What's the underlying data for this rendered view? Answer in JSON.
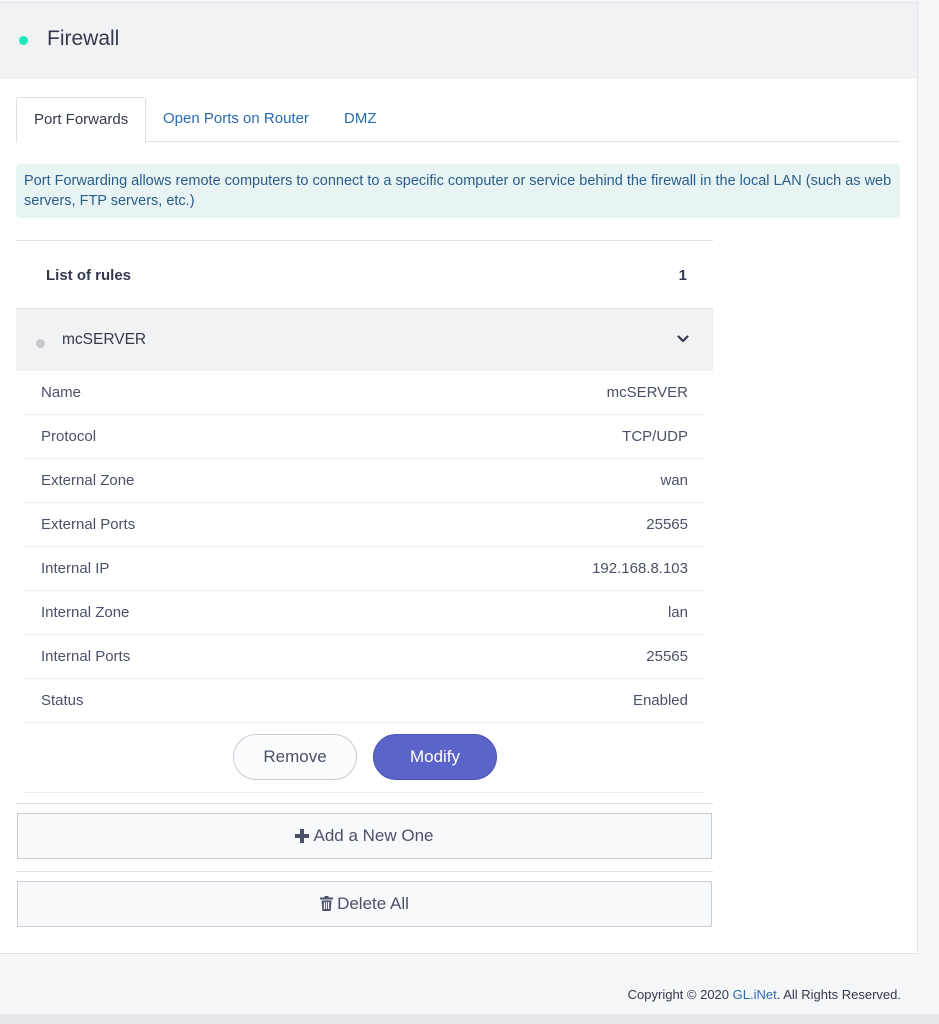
{
  "header": {
    "title": "Firewall",
    "status_color": "#1de9b6"
  },
  "tabs": [
    {
      "label": "Port Forwards",
      "active": true
    },
    {
      "label": "Open Ports on Router",
      "active": false
    },
    {
      "label": "DMZ",
      "active": false
    }
  ],
  "info": "Port Forwarding allows remote computers to connect to a specific computer or service behind the firewall in the local LAN (such as web servers, FTP servers, etc.)",
  "rules": {
    "label": "List of rules",
    "count": "1",
    "items": [
      {
        "name": "mcSERVER",
        "status_color": "#c8c9cc",
        "details": [
          {
            "key": "Name",
            "value": "mcSERVER"
          },
          {
            "key": "Protocol",
            "value": "TCP/UDP"
          },
          {
            "key": "External Zone",
            "value": "wan"
          },
          {
            "key": "External Ports",
            "value": "25565"
          },
          {
            "key": "Internal IP",
            "value": "192.168.8.103"
          },
          {
            "key": "Internal Zone",
            "value": "lan"
          },
          {
            "key": "Internal Ports",
            "value": "25565"
          },
          {
            "key": "Status",
            "value": "Enabled"
          }
        ],
        "remove_label": "Remove",
        "modify_label": "Modify"
      }
    ]
  },
  "add_label": "Add a New One",
  "delete_all_label": "Delete All",
  "footer": {
    "prefix": "Copyright © 2020 ",
    "link": "GL.iNet",
    "suffix": ". All Rights Reserved."
  },
  "colors": {
    "accent": "#5b64c8",
    "link": "#2a6bb0"
  }
}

> TASK REQUIREMENTS
Pictures don't belong in the copy. Restate all the entries exactly.

> EXERCISE RESPONSE
What's the underlying data for this rendered view? Answer in JSON.
{
  "header": {
    "title": "Firewall",
    "status_color": "#1de9b6"
  },
  "tabs": [
    {
      "label": "Port Forwards",
      "active": true
    },
    {
      "label": "Open Ports on Router",
      "active": false
    },
    {
      "label": "DMZ",
      "active": false
    }
  ],
  "info": "Port Forwarding allows remote computers to connect to a specific computer or service behind the firewall in the local LAN (such as web servers, FTP servers, etc.)",
  "rules": {
    "label": "List of rules",
    "count": "1",
    "items": [
      {
        "name": "mcSERVER",
        "status_color": "#c8c9cc",
        "details": [
          {
            "key": "Name",
            "value": "mcSERVER"
          },
          {
            "key": "Protocol",
            "value": "TCP/UDP"
          },
          {
            "key": "External Zone",
            "value": "wan"
          },
          {
            "key": "External Ports",
            "value": "25565"
          },
          {
            "key": "Internal IP",
            "value": "192.168.8.103"
          },
          {
            "key": "Internal Zone",
            "value": "lan"
          },
          {
            "key": "Internal Ports",
            "value": "25565"
          },
          {
            "key": "Status",
            "value": "Enabled"
          }
        ],
        "remove_label": "Remove",
        "modify_label": "Modify"
      }
    ]
  },
  "add_label": "Add a New One",
  "delete_all_label": "Delete All",
  "footer": {
    "prefix": "Copyright © 2020 ",
    "link": "GL.iNet",
    "suffix": ". All Rights Reserved."
  },
  "colors": {
    "accent": "#5b64c8",
    "link": "#2a6bb0"
  }
}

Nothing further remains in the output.